-- Start DATA PROVIDED --

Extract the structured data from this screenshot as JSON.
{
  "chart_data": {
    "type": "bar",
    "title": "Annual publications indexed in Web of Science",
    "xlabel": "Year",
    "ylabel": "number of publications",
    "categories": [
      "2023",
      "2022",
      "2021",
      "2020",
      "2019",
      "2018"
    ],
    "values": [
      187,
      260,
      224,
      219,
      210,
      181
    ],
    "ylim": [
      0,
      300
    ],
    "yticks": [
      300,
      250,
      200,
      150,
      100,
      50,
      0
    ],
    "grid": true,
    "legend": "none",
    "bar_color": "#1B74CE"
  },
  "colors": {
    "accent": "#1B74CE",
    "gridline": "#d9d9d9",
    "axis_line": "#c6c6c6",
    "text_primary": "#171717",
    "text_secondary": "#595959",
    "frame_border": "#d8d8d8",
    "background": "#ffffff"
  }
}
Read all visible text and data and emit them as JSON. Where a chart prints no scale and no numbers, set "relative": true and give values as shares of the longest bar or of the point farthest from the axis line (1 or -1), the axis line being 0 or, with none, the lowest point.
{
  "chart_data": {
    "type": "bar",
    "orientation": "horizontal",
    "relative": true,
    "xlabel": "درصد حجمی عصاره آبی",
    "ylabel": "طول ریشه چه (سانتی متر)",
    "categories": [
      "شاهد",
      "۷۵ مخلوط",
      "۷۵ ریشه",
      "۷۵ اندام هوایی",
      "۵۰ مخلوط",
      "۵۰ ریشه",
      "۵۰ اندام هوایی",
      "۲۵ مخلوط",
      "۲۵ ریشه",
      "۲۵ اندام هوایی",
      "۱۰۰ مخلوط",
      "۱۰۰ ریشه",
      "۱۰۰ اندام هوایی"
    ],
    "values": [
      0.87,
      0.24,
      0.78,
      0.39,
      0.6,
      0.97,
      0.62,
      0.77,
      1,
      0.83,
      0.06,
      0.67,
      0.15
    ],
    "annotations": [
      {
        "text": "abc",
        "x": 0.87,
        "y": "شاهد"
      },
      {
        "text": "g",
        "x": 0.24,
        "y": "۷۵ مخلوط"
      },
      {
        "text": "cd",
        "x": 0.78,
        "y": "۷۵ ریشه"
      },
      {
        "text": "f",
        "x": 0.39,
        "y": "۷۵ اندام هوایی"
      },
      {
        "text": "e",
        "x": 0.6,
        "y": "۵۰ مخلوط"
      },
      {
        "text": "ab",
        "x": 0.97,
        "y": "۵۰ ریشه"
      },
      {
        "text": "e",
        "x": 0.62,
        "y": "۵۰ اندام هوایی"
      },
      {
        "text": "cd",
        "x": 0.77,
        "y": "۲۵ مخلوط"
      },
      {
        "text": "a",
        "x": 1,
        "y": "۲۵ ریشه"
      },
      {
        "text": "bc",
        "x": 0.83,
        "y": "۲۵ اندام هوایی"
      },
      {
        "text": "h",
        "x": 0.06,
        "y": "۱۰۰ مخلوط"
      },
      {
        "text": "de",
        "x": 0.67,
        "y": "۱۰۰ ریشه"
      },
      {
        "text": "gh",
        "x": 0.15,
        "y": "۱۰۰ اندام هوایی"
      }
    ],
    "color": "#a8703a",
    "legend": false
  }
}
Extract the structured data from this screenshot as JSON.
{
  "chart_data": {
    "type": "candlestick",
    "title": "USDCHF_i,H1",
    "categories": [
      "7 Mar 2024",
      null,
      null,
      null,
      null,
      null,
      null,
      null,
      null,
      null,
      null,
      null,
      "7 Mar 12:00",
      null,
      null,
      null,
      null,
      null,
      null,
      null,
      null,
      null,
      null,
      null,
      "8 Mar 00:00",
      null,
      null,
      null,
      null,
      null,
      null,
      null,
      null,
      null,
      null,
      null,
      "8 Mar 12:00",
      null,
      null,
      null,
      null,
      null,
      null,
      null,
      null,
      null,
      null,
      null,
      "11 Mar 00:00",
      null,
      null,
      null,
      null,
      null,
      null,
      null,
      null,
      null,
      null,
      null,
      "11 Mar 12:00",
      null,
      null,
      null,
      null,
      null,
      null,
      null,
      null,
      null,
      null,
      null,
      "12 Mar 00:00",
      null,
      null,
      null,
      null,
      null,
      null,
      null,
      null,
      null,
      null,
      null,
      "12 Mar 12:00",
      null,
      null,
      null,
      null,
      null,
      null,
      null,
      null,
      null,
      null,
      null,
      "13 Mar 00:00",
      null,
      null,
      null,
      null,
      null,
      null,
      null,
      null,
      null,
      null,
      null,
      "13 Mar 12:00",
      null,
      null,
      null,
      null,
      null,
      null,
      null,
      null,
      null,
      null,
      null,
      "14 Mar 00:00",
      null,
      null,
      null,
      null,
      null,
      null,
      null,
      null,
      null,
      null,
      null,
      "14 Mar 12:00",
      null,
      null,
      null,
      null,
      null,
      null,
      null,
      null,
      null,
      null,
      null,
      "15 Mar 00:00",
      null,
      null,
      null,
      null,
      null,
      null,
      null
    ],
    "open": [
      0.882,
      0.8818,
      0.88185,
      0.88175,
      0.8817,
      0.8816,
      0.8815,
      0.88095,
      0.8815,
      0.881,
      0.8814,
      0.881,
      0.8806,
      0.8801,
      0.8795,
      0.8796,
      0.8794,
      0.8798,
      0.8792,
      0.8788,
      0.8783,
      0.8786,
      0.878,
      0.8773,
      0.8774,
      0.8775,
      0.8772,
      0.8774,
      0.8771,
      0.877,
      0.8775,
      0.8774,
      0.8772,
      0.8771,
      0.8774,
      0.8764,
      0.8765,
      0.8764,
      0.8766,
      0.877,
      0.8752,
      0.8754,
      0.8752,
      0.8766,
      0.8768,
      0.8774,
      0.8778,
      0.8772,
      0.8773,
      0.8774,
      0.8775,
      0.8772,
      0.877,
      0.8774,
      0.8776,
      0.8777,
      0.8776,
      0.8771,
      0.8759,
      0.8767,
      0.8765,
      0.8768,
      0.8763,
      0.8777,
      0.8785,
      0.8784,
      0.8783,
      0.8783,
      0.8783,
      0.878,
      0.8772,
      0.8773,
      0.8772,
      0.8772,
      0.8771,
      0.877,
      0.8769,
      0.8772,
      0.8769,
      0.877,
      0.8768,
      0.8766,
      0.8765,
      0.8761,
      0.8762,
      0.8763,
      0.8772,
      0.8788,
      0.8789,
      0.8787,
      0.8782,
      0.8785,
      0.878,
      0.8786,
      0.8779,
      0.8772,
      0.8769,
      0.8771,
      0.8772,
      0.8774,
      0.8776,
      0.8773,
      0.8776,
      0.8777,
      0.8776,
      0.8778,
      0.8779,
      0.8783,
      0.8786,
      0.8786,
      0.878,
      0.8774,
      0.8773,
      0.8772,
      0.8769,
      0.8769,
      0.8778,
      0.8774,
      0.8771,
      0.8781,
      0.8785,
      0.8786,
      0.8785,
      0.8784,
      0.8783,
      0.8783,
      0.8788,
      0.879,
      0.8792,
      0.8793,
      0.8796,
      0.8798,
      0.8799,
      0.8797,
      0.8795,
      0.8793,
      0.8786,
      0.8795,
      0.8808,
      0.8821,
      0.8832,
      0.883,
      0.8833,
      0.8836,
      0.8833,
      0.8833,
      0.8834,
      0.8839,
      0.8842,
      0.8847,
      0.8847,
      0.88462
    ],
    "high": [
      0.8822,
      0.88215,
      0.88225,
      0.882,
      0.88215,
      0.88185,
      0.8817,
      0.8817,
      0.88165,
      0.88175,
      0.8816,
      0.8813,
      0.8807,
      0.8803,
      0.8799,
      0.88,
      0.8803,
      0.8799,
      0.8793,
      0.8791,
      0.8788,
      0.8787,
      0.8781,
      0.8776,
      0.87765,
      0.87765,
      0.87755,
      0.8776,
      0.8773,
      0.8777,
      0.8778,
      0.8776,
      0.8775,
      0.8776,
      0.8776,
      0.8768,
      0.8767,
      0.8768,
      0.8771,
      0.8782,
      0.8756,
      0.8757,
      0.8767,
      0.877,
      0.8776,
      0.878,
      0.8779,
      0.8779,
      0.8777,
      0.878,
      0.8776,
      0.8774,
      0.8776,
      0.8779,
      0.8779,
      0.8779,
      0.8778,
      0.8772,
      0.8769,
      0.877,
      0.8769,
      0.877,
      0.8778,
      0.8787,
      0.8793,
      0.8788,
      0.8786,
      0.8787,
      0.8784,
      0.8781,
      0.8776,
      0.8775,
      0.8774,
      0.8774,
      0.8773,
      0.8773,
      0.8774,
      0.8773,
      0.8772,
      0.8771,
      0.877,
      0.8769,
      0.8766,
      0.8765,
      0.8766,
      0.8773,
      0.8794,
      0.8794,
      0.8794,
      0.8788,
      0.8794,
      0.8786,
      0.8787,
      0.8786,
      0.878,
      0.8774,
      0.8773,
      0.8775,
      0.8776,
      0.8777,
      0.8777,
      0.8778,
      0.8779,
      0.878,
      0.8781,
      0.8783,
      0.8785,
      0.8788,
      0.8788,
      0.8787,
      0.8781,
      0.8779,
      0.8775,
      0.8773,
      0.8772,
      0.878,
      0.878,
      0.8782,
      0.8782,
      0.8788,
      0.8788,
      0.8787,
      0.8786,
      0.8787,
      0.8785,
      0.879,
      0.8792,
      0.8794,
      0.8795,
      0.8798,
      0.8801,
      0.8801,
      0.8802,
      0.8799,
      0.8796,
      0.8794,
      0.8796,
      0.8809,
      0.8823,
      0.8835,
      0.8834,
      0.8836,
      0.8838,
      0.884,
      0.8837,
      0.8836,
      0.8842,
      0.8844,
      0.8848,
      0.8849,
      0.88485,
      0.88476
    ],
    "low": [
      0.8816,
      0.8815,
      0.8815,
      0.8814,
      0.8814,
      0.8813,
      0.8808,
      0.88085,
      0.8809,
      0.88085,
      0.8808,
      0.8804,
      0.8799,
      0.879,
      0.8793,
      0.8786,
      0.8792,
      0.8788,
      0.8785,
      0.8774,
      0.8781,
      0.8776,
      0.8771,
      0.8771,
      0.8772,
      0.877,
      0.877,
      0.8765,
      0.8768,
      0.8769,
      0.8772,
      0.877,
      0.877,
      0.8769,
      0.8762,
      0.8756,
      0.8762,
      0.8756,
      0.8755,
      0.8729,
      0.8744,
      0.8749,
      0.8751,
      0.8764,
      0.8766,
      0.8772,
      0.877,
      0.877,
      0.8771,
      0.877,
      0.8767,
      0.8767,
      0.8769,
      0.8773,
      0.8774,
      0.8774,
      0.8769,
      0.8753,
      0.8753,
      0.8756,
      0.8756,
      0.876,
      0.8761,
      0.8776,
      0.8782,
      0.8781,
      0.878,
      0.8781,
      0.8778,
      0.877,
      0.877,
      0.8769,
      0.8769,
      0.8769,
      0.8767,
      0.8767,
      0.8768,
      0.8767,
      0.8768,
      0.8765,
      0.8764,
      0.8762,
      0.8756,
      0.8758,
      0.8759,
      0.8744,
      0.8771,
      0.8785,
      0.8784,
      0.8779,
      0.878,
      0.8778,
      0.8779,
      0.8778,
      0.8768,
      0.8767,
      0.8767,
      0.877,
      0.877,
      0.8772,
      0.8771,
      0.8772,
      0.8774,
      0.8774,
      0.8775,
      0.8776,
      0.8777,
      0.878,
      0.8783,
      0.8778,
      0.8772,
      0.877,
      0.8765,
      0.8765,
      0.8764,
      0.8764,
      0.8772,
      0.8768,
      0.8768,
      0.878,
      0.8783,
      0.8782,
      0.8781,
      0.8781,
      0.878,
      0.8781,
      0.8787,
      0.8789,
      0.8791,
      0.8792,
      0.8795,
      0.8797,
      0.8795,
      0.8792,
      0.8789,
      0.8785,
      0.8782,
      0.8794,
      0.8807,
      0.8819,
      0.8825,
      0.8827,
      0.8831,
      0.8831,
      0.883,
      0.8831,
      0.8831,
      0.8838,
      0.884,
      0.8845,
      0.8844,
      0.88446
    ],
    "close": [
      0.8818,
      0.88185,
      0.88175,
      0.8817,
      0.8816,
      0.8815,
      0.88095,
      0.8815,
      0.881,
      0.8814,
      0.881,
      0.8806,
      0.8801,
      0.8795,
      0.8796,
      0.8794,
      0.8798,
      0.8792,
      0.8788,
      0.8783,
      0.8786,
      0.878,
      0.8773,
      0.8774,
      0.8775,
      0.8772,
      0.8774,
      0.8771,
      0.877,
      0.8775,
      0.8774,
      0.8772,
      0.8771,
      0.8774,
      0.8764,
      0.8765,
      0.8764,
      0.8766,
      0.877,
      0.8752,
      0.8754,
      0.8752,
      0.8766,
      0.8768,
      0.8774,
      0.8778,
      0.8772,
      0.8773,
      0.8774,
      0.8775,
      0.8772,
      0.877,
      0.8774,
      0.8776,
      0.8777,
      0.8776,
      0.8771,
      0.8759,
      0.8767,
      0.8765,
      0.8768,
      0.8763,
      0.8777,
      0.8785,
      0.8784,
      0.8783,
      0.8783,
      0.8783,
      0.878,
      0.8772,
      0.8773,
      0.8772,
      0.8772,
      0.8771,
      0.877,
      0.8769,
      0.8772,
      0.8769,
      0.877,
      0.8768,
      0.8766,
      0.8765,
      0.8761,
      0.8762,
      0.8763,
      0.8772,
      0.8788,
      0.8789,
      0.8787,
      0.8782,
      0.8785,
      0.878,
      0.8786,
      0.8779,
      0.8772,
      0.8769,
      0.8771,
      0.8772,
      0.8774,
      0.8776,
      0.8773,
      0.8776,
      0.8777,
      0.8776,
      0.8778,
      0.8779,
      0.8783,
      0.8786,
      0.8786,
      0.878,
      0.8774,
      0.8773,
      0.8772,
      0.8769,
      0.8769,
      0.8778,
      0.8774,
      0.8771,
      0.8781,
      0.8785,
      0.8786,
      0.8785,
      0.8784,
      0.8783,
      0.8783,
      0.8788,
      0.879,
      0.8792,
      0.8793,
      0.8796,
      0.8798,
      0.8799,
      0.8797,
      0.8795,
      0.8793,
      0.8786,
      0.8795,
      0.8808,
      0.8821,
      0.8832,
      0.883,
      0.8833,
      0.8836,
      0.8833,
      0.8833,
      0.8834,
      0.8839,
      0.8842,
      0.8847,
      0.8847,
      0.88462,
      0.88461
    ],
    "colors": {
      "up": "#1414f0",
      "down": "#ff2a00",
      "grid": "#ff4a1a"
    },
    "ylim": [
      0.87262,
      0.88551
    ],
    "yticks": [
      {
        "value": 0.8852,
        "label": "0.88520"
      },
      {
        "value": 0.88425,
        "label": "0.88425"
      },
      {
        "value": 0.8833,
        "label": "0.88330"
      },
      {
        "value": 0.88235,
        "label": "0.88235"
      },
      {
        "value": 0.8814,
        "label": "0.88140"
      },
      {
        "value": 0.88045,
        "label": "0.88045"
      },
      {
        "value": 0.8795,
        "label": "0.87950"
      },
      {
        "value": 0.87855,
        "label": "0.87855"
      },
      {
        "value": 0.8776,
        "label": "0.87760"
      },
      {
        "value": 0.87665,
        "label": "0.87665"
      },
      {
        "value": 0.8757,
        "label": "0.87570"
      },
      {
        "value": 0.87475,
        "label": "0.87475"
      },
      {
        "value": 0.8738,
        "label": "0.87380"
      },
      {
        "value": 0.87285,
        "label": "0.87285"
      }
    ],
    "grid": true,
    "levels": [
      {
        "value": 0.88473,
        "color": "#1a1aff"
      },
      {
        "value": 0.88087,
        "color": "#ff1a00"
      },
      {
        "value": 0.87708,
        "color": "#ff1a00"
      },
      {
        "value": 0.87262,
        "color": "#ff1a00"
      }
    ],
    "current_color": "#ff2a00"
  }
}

-- End DATA PROVIDED --

» **GIVEN INSTRUCTION**
For this exercise, gather every line of the data that contains the word "true".

» **FINAL ANSWER**
    "grid": true,
Read all visible text and data and emit them as JSON. Where a chart prints no scale and no numbers, set "relative": true and give values as shares of the longest bar or of the point farthest from the axis line (1 or -1), the axis line being 0 or, with none, the lowest point.
    "relative": true,
    "grid": true,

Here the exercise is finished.